• [GIVEN INSTRUCTION] Pull out every line in the data that has the string "category" in it.

**** INFORMATION PROVIDED

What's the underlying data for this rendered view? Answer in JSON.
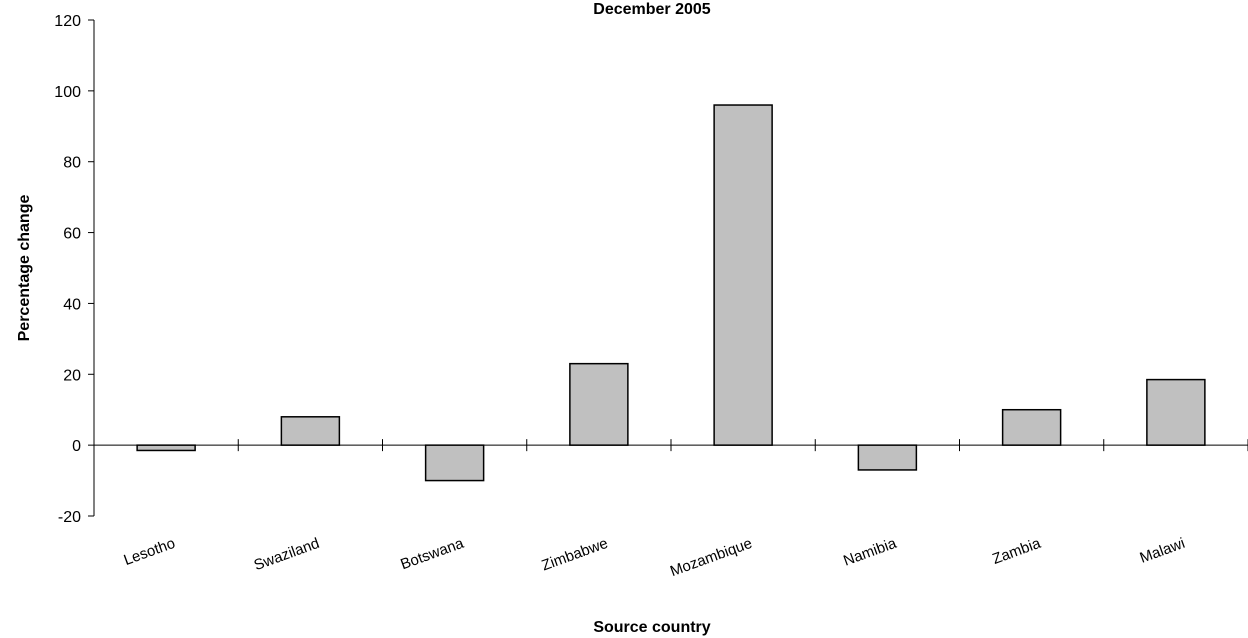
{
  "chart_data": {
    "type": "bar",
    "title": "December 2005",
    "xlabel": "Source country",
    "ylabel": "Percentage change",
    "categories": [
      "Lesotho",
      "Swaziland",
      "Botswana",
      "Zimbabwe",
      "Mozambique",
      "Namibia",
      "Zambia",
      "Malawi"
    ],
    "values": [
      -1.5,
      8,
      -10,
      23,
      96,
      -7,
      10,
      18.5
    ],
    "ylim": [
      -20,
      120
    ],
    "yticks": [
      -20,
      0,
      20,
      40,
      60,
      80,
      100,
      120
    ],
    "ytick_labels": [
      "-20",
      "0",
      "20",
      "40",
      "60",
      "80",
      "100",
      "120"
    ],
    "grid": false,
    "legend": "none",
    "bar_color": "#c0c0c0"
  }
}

********
**** INFORMATION PROVIDED

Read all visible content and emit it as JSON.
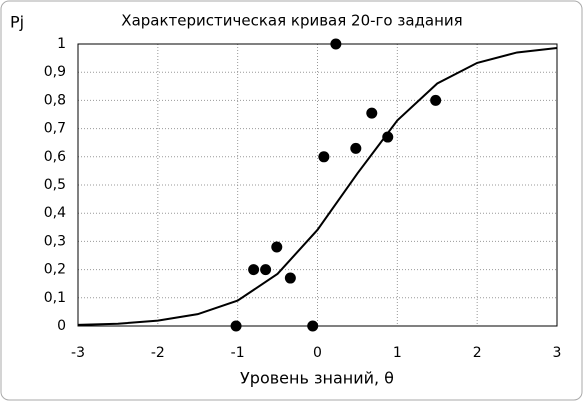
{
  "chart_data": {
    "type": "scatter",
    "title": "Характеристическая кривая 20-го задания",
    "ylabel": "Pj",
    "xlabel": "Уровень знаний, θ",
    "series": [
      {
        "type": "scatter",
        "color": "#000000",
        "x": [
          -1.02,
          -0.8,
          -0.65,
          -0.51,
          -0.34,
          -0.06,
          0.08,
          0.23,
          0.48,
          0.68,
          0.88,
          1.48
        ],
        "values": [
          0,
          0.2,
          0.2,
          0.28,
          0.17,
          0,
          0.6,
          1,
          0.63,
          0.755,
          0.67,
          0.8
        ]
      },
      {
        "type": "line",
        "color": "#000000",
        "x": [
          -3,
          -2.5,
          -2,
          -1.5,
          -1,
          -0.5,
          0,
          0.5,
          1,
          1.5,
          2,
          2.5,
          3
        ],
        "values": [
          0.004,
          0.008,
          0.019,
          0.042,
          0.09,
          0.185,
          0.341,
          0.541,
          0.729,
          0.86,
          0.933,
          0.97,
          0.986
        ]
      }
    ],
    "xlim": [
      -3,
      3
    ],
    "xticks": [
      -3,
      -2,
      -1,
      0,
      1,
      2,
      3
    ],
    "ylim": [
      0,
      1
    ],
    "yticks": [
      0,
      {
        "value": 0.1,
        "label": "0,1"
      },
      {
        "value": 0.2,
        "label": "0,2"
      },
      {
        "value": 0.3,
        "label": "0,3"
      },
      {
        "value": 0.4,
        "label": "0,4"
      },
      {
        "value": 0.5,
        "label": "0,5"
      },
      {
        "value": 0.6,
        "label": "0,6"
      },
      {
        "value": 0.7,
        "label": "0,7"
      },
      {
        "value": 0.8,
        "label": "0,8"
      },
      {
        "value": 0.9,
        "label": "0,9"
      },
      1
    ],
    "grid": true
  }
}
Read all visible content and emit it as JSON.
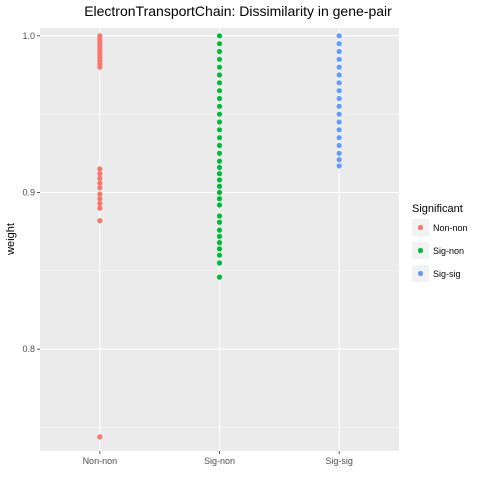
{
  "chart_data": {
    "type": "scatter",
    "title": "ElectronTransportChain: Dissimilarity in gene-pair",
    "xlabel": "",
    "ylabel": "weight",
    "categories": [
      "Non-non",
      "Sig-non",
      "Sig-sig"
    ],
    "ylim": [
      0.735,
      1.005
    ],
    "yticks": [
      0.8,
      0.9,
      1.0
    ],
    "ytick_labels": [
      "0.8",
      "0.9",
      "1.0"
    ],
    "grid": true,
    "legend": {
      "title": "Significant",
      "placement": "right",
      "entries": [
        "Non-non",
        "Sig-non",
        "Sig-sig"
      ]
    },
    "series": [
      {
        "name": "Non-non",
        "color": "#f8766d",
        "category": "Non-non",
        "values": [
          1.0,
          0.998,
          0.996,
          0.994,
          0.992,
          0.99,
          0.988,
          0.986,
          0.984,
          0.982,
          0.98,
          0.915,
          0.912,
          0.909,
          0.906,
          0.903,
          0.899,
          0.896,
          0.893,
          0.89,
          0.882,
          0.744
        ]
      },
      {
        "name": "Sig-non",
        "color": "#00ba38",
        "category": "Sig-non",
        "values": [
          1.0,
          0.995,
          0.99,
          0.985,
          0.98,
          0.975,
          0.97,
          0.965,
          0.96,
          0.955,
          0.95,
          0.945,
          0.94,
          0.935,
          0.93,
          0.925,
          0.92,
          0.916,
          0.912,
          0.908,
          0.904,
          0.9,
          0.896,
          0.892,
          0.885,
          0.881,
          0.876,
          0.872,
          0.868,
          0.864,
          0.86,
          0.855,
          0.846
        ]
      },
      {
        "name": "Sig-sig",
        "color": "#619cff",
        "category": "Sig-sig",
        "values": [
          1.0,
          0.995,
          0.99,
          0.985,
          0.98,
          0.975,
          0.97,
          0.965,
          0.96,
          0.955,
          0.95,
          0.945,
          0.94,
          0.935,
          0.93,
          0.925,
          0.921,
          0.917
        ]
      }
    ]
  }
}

********

• [RESPONSE FOR THIS EXERCISE]
        "category": "Non-non",
        "category": "Sig-non",
        "category": "Sig-sig",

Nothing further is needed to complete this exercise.